What you have to do: From the listing below, extract each line containing the string "fill".
▽
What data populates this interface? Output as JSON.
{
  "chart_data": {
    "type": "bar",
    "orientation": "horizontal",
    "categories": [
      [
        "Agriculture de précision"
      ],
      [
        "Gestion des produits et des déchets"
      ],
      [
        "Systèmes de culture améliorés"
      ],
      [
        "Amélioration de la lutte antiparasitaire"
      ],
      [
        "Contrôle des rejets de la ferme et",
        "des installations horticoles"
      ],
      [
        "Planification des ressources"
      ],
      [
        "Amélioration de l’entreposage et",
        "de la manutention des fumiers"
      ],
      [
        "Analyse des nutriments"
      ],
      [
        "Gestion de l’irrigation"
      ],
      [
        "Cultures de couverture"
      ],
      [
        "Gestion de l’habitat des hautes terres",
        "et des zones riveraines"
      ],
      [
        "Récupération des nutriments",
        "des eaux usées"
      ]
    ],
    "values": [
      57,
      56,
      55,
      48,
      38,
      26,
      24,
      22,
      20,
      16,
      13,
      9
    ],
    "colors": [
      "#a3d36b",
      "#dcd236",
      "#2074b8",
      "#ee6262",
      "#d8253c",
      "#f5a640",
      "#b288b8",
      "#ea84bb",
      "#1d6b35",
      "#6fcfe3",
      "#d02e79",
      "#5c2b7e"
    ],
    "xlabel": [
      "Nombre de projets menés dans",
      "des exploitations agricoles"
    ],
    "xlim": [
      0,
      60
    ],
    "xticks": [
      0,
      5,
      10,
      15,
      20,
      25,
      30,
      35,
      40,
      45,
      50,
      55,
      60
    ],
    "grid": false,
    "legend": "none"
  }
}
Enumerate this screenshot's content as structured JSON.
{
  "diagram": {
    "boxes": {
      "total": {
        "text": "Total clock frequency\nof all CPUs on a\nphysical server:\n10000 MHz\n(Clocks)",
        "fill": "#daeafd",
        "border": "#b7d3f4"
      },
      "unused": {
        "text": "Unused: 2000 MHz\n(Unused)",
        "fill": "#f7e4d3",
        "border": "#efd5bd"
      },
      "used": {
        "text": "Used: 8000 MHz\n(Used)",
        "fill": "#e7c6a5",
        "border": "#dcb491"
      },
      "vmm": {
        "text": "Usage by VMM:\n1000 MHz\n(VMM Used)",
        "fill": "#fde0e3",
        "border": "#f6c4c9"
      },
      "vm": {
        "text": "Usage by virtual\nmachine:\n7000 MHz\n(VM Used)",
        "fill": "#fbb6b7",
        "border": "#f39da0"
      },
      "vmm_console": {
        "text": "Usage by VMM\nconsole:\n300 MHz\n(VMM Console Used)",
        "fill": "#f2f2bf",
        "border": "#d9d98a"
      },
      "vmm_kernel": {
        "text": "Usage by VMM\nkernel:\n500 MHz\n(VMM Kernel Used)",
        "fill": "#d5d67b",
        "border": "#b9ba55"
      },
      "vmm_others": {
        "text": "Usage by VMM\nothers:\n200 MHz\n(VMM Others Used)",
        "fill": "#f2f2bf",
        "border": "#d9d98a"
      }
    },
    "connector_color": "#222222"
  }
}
△
Response to this exercise:
        "fill": "#daeafd",
        "fill": "#f7e4d3",
        "fill": "#e7c6a5",
        "fill": "#fde0e3",
        "fill": "#fbb6b7",
        "fill": "#f2f2bf",
        "fill": "#d5d67b",
        "fill": "#f2f2bf",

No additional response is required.